**Problem description**
Copy every line that holds "Matrix".
---+---
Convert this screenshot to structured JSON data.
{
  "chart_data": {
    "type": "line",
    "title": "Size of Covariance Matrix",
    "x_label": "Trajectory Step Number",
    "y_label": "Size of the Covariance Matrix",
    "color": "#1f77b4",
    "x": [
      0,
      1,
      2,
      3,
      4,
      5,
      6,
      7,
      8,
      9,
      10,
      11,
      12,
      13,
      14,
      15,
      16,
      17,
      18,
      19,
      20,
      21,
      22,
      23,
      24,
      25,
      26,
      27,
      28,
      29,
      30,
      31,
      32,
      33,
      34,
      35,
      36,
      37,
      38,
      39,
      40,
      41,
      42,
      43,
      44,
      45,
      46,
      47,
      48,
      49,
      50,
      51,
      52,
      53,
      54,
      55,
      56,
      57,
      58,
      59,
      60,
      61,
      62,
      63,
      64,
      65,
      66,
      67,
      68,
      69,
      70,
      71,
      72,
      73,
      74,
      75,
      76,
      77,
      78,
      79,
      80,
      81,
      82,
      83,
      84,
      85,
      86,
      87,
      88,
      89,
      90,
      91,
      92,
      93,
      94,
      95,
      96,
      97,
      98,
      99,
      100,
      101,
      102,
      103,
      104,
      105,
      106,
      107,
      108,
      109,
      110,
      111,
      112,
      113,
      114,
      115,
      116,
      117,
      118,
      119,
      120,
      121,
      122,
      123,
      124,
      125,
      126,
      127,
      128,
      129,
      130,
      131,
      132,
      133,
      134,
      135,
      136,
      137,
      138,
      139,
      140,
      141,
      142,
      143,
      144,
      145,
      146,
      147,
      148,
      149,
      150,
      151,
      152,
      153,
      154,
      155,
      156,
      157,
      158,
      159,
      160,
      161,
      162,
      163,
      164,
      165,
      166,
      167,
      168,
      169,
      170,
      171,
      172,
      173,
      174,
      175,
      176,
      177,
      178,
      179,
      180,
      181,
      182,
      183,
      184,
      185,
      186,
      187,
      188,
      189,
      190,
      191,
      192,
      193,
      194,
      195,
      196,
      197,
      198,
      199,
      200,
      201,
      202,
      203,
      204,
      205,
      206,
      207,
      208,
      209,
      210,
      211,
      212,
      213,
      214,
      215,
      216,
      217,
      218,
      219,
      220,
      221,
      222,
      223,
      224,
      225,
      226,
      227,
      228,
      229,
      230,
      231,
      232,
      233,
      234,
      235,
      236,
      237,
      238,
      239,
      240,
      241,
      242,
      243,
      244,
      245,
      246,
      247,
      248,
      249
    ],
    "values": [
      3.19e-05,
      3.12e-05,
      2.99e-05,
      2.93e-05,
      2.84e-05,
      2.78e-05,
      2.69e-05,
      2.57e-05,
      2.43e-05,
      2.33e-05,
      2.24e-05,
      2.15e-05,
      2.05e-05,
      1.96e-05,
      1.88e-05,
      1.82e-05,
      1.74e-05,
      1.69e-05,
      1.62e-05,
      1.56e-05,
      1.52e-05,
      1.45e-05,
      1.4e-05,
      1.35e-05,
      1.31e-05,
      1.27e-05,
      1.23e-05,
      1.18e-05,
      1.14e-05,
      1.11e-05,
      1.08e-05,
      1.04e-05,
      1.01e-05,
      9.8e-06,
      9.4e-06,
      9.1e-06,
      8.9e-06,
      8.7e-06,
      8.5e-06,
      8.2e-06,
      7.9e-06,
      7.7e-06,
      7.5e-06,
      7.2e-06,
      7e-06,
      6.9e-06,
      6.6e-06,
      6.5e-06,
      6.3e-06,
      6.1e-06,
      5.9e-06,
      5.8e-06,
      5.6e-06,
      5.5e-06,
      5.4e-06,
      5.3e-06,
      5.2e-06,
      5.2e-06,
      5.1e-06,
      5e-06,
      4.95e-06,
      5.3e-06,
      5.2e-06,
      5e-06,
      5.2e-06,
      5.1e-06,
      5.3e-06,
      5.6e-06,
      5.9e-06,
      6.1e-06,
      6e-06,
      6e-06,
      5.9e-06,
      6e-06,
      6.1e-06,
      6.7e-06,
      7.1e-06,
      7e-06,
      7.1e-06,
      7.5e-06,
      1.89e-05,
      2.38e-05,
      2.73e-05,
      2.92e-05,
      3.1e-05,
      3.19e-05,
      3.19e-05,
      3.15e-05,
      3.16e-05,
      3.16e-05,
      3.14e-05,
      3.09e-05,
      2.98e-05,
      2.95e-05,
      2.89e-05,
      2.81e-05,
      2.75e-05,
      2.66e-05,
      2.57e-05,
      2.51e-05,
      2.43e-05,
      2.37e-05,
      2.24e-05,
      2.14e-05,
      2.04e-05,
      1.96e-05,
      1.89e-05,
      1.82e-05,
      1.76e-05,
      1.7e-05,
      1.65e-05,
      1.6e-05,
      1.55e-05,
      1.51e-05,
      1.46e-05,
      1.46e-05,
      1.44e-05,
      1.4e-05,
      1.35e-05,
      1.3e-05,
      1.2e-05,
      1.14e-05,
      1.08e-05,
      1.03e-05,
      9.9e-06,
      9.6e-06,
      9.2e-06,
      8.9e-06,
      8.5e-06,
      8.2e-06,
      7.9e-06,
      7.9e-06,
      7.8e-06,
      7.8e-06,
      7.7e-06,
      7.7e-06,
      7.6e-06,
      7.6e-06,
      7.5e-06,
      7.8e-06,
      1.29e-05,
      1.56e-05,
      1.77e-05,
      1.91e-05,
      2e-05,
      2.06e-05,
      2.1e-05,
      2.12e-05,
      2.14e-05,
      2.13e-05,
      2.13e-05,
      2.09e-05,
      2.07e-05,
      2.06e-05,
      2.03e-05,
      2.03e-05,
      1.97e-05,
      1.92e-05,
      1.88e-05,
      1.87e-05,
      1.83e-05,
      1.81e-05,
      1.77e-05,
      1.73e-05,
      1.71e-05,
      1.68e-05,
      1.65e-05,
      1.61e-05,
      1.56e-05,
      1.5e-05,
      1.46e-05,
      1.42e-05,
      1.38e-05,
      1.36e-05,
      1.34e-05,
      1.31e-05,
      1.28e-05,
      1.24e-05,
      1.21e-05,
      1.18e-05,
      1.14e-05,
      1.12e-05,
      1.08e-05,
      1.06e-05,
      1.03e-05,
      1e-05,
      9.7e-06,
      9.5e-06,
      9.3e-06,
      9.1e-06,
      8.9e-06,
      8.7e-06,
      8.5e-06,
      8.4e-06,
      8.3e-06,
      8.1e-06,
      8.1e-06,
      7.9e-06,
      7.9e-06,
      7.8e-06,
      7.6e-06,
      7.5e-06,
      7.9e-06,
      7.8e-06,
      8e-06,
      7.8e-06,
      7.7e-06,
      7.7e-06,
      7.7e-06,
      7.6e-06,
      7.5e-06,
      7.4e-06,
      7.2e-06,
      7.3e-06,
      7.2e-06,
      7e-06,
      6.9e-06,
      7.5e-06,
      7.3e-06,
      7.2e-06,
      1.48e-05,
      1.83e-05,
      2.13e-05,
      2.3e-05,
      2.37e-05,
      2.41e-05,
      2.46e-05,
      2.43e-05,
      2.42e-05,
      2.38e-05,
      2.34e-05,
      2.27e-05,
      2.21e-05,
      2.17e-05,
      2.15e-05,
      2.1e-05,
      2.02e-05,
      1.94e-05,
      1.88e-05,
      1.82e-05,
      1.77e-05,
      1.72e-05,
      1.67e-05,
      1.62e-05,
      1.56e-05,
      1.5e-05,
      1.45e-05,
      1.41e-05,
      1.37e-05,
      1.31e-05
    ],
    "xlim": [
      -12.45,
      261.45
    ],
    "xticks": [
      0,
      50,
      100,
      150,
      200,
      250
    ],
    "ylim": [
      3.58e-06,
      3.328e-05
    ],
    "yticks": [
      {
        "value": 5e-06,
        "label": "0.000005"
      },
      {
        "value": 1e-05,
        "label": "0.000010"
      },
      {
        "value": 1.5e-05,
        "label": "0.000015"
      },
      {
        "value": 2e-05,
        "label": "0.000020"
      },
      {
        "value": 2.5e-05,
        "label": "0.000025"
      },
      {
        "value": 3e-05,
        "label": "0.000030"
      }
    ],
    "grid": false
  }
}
---+---
**Task result**
    "title": "Size of Covariance Matrix",
    "y_label": "Size of the Covariance Matrix",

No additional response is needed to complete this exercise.